> **GOAL OF THE EXERCISE**: Using the records below, give the number of lines where the word "nRecord" appears, with no further output.
══ RECORD SET ══
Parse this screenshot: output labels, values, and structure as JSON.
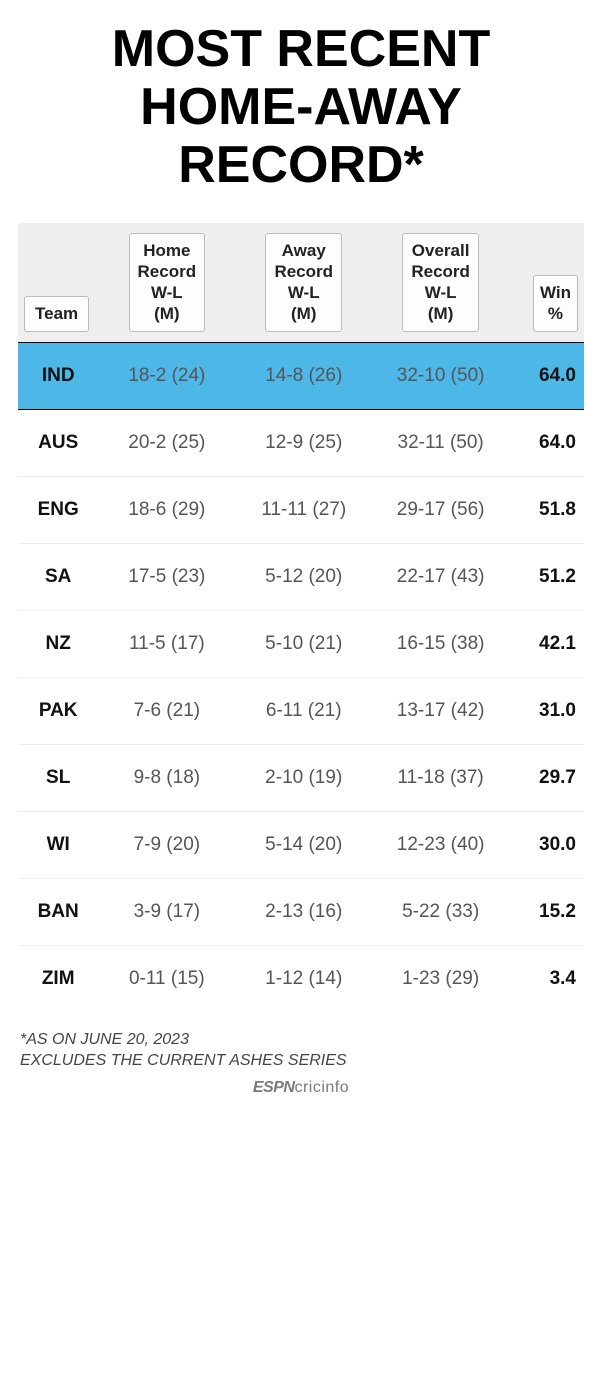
{
  "title": "MOST RECENT HOME-AWAY RECORD*",
  "columns": {
    "team": "Team",
    "home": "Home\nRecord\nW-L\n(M)",
    "away": "Away\nRecord\nW-L\n(M)",
    "overall": "Overall\nRecord\nW-L\n(M)",
    "win": "Win\n%"
  },
  "highlight_row_index": 0,
  "highlight_color": "#4db8e8",
  "rows": [
    {
      "team": "IND",
      "home": "18-2 (24)",
      "away": "14-8 (26)",
      "overall": "32-10 (50)",
      "win": "64.0"
    },
    {
      "team": "AUS",
      "home": "20-2 (25)",
      "away": "12-9 (25)",
      "overall": "32-11 (50)",
      "win": "64.0"
    },
    {
      "team": "ENG",
      "home": "18-6 (29)",
      "away": "11-11 (27)",
      "overall": "29-17 (56)",
      "win": "51.8"
    },
    {
      "team": "SA",
      "home": "17-5 (23)",
      "away": "5-12 (20)",
      "overall": "22-17 (43)",
      "win": "51.2"
    },
    {
      "team": "NZ",
      "home": "11-5 (17)",
      "away": "5-10 (21)",
      "overall": "16-15 (38)",
      "win": "42.1"
    },
    {
      "team": "PAK",
      "home": "7-6 (21)",
      "away": "6-11 (21)",
      "overall": "13-17 (42)",
      "win": "31.0"
    },
    {
      "team": "SL",
      "home": "9-8 (18)",
      "away": "2-10 (19)",
      "overall": "11-18 (37)",
      "win": "29.7"
    },
    {
      "team": "WI",
      "home": "7-9 (20)",
      "away": "5-14 (20)",
      "overall": "12-23 (40)",
      "win": "30.0"
    },
    {
      "team": "BAN",
      "home": "3-9 (17)",
      "away": "2-13 (16)",
      "overall": "5-22 (33)",
      "win": "15.2"
    },
    {
      "team": "ZIM",
      "home": "0-11 (15)",
      "away": "1-12 (14)",
      "overall": "1-23 (29)",
      "win": "3.4"
    }
  ],
  "footnotes": [
    "*AS ON JUNE 20, 2023",
    "EXCLUDES THE CURRENT ASHES SERIES"
  ],
  "brand": {
    "prefix": "ESPN",
    "suffix": "cricinfo"
  }
}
═══
> **EXERCISE OUTPUT**: 3